(DATA FOR PROCESSING):
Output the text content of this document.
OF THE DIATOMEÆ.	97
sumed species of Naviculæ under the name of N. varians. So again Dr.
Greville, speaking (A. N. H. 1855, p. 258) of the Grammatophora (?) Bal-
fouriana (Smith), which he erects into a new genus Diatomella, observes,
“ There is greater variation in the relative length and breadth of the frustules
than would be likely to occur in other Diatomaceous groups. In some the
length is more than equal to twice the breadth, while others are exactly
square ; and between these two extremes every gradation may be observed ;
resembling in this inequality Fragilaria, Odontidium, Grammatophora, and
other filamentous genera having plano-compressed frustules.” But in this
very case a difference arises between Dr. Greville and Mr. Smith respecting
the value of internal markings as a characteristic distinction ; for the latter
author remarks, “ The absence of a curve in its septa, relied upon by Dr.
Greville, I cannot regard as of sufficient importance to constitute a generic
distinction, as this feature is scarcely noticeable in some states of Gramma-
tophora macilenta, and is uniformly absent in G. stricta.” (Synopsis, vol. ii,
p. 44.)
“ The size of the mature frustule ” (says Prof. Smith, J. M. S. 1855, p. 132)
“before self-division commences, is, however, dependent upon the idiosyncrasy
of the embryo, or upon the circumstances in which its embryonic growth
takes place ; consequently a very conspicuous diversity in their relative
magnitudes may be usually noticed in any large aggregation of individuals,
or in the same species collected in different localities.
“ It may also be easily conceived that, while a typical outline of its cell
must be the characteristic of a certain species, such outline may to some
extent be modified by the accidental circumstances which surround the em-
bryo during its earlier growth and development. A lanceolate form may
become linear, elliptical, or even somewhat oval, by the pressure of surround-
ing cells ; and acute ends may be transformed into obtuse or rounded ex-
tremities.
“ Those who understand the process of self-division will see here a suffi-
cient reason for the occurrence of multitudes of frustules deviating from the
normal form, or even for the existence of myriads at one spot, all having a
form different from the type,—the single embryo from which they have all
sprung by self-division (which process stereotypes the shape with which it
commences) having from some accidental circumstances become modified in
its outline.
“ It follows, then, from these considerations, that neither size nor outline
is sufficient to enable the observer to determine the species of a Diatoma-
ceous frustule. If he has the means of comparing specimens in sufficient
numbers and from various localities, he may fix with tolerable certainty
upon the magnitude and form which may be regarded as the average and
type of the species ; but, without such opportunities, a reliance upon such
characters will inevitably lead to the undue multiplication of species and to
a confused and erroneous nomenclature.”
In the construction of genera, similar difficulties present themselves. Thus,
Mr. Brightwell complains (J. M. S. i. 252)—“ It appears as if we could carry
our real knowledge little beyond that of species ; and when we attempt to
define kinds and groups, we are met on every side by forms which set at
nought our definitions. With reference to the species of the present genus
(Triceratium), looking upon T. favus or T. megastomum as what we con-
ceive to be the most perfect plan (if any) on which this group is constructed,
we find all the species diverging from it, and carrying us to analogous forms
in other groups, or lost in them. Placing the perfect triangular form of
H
...
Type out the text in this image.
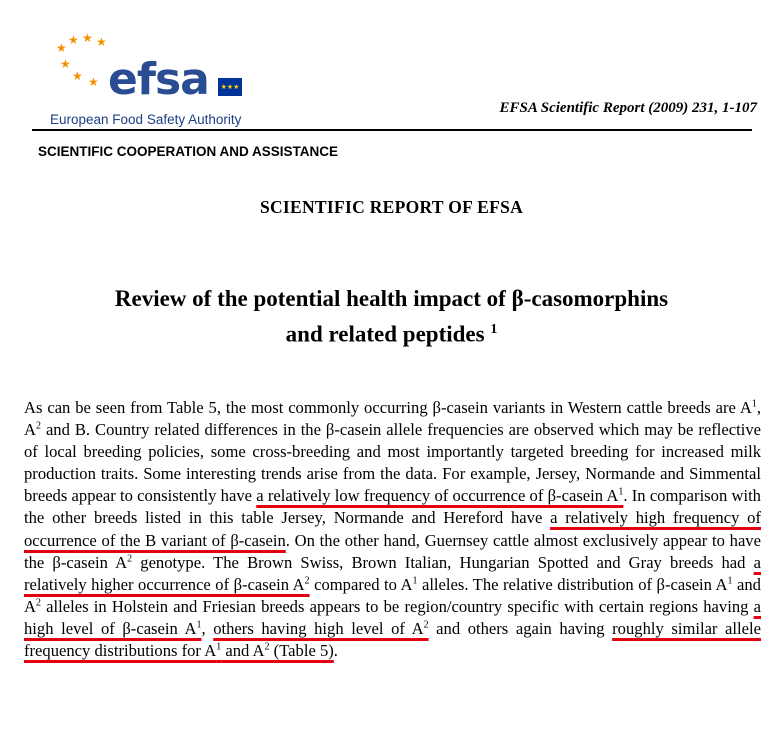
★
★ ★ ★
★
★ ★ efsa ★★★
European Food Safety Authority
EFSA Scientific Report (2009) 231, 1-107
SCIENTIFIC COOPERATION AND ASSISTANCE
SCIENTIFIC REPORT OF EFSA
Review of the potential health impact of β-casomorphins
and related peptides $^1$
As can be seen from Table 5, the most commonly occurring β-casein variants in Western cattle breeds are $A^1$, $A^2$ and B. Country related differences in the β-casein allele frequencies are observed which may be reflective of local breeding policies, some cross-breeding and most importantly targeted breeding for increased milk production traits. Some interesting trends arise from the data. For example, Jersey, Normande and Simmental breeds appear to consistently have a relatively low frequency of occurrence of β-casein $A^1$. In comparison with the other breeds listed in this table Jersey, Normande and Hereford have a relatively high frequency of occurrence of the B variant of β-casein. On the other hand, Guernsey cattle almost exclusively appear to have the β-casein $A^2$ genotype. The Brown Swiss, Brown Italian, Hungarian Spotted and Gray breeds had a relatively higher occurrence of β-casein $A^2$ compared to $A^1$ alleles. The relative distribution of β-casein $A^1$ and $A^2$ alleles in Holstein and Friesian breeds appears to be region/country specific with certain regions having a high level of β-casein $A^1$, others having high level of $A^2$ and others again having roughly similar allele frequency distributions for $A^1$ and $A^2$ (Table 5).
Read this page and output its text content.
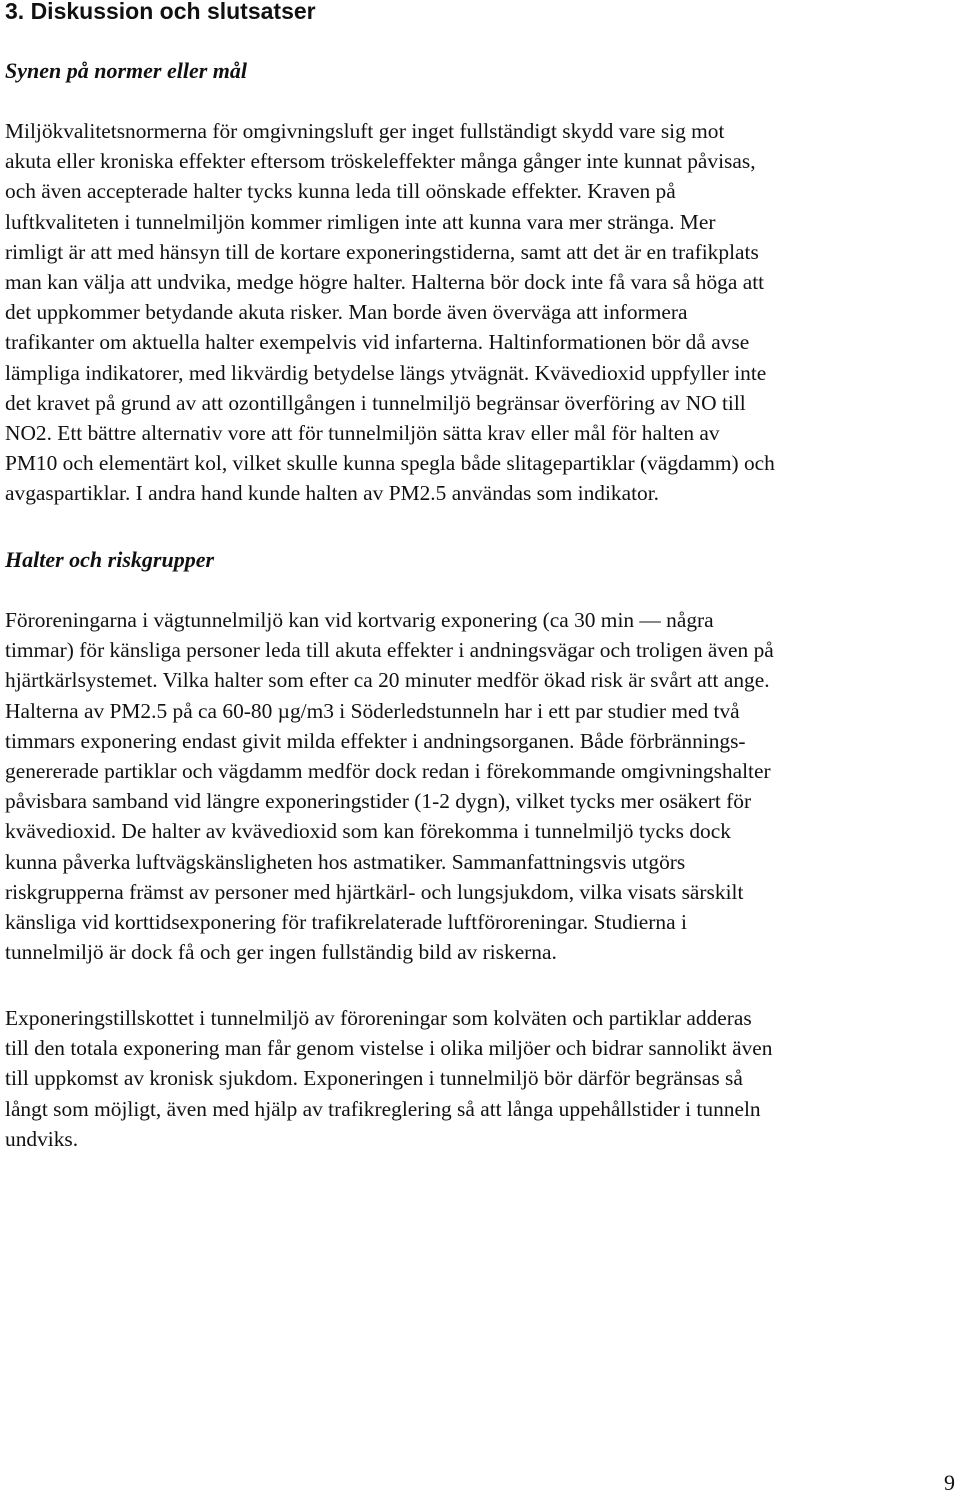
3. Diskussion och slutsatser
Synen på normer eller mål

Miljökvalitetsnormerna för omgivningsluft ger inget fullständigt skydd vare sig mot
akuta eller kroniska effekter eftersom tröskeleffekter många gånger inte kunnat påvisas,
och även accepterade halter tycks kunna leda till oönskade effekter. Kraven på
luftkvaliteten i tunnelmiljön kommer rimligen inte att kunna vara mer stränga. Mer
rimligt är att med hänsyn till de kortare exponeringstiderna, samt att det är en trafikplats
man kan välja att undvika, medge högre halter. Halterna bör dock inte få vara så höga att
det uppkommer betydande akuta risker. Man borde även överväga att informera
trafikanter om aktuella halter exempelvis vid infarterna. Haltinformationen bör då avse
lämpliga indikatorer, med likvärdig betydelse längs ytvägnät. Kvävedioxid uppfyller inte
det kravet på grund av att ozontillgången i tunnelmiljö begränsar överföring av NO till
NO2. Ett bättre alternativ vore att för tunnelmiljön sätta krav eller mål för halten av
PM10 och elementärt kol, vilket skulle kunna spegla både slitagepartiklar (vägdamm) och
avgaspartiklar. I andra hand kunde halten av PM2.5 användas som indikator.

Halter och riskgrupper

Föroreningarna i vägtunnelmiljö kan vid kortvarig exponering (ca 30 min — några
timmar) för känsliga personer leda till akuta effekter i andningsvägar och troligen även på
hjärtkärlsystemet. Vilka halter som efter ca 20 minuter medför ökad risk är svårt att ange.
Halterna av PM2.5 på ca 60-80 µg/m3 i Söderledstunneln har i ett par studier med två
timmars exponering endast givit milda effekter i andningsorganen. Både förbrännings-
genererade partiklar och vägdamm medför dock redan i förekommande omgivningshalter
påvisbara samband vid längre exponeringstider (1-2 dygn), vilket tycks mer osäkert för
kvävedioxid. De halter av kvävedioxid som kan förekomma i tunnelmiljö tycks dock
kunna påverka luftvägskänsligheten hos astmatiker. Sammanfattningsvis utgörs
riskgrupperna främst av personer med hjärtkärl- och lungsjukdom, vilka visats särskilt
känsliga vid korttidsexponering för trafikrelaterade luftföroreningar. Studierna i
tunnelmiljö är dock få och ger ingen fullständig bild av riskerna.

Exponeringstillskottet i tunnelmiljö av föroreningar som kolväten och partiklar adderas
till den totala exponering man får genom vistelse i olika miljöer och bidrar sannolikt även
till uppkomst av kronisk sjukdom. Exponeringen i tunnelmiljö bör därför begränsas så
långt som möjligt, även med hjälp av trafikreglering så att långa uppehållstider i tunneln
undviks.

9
...
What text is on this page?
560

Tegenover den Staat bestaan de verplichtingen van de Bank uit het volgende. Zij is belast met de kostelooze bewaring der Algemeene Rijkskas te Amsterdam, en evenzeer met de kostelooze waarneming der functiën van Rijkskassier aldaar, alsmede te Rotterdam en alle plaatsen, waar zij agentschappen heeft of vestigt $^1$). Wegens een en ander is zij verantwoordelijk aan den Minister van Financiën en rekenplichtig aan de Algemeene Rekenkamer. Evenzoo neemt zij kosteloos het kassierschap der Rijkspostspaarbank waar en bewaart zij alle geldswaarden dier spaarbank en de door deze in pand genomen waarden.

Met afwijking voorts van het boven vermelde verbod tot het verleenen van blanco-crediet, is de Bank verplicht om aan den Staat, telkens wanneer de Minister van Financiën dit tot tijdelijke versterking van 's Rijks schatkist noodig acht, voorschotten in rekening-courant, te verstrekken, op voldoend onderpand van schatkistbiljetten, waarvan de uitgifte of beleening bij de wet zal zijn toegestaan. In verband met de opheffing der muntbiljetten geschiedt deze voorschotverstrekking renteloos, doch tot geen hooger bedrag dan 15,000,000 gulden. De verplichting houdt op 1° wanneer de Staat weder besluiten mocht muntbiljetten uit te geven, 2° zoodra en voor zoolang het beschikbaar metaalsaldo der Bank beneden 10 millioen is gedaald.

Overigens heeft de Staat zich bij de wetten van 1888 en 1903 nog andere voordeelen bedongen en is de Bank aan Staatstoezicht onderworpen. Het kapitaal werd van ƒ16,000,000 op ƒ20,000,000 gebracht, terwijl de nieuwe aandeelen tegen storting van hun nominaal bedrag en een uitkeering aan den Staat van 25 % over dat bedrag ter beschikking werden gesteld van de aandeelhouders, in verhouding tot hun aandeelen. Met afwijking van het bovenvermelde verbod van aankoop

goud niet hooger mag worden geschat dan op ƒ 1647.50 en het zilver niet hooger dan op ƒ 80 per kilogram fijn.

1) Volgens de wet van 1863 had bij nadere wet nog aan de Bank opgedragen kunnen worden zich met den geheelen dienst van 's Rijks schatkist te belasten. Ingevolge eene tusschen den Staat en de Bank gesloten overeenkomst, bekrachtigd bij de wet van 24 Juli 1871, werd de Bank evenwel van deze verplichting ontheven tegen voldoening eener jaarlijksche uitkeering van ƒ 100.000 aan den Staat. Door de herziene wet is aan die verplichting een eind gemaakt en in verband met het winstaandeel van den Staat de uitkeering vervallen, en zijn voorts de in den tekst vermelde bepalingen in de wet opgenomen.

(WORK REQUEST): Whenever a line above has the word "into" in it, copy that line.

(WRITTEN ANSWER):
fouriana (Smith), which he erects into a new genus Diatomella, observes,
ing cells ; and acute ends may be transformed into obtuse or rounded ex-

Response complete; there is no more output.